------ EXERCISE MATERIALS

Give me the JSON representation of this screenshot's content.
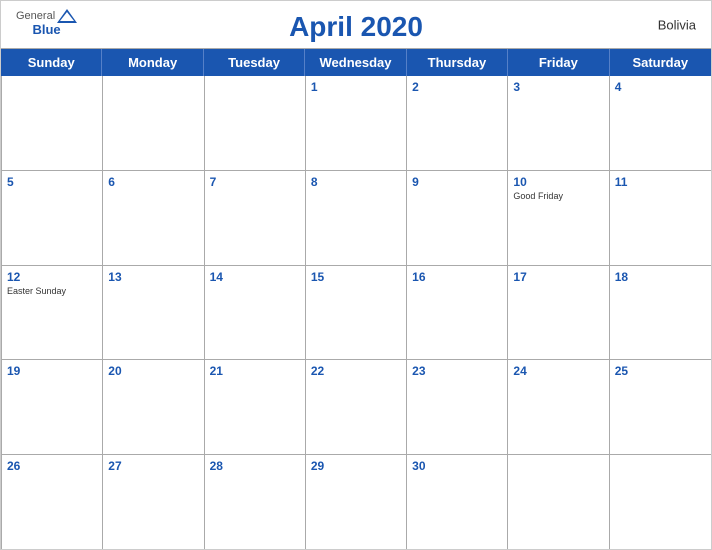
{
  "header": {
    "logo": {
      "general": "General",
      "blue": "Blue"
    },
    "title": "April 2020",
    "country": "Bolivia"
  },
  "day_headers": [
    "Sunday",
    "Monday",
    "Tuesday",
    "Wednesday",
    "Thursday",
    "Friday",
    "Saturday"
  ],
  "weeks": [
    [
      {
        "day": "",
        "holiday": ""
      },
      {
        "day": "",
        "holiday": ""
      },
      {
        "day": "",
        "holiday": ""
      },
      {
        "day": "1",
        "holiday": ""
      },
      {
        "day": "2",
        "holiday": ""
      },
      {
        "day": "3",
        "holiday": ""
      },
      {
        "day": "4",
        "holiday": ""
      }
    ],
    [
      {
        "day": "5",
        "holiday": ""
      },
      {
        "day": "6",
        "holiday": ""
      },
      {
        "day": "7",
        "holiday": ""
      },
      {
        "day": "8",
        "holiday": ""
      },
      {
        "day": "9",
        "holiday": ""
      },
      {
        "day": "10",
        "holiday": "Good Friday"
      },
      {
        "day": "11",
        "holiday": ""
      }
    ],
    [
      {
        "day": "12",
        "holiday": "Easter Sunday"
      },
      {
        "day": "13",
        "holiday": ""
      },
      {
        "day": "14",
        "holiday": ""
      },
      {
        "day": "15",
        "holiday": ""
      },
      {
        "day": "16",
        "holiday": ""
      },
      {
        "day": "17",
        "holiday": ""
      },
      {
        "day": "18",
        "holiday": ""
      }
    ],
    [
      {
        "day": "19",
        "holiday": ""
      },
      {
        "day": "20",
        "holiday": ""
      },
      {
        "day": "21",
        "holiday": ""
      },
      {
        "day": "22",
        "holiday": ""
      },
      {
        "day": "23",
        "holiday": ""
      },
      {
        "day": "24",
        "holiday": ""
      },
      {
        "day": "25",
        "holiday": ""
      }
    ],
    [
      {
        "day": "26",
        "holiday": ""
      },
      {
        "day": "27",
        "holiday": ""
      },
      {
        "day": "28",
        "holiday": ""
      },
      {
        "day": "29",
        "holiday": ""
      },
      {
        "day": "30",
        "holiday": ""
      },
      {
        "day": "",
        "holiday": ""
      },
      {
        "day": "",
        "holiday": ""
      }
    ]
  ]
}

------------
------ EXERCISE MATERIALS

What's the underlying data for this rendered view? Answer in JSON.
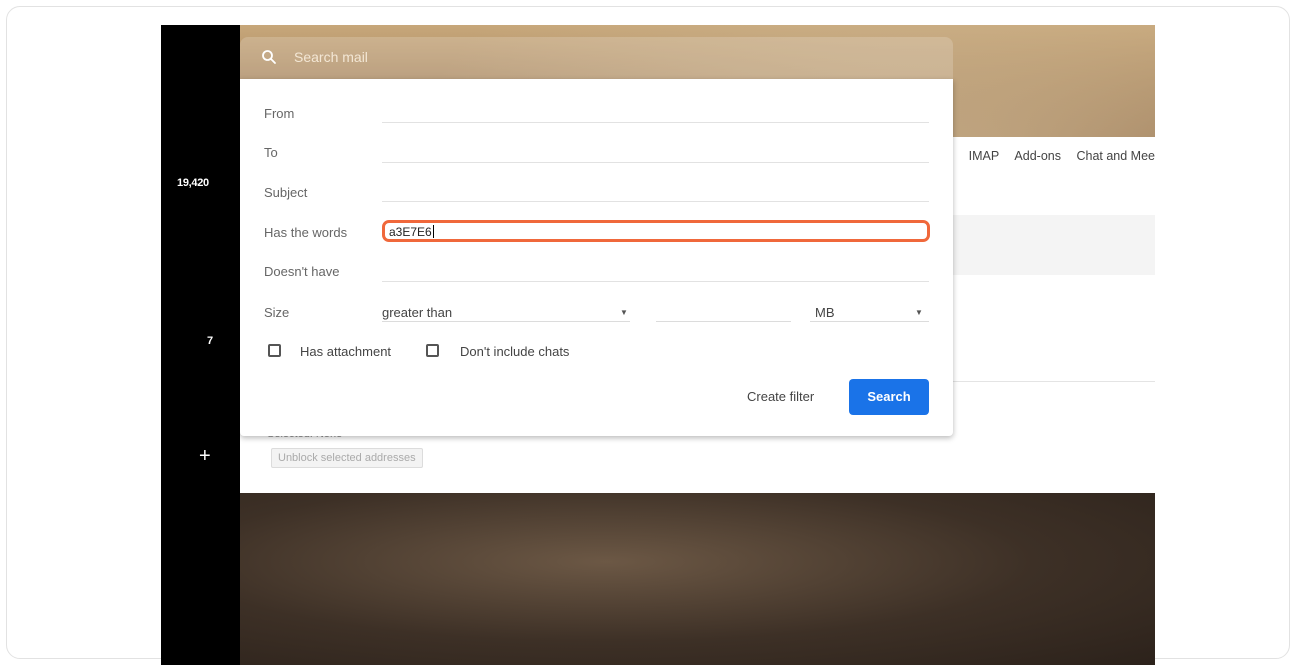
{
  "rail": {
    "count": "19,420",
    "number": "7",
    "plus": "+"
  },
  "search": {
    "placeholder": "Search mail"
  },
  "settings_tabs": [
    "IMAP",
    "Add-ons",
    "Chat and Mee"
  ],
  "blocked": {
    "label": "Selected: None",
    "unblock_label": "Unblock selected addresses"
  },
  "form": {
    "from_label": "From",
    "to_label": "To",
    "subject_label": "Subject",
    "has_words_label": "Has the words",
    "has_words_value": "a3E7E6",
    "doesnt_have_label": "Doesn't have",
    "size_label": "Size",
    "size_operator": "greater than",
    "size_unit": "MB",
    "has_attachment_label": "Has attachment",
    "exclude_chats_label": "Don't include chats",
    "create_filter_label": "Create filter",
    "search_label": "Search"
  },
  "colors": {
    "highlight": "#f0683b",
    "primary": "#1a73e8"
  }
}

------------
------ EXERCISE MATERIALS

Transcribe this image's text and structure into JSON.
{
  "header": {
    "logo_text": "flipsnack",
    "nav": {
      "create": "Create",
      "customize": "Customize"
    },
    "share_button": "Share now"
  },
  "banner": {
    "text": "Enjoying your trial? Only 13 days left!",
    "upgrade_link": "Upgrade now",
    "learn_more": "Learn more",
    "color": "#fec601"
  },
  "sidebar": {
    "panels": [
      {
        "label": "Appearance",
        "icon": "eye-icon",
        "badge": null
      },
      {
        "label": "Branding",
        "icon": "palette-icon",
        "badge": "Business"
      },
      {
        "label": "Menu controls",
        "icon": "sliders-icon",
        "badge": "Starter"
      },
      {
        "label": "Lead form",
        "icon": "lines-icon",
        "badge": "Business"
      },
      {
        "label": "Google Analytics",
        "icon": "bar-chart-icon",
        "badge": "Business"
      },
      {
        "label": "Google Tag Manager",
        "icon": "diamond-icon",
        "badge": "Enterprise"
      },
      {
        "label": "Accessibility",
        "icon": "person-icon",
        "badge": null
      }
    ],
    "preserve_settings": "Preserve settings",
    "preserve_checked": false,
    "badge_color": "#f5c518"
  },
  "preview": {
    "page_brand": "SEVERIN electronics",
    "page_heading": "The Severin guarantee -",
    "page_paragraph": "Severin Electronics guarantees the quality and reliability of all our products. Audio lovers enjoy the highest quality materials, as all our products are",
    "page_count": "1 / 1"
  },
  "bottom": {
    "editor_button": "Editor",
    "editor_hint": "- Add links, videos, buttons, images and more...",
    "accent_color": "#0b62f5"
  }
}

------------

▶ _SHORT PROBLEM_: Whenever "icon" turns up in a line, pick that line out.

▶ _RESULT FOR THIS EXERCISE_:
        "icon": "eye-icon",
        "icon": "palette-icon",
        "icon": "sliders-icon",
        "icon": "lines-icon",
        "icon": "bar-chart-icon",
        "icon": "diamond-icon",
        "icon": "person-icon",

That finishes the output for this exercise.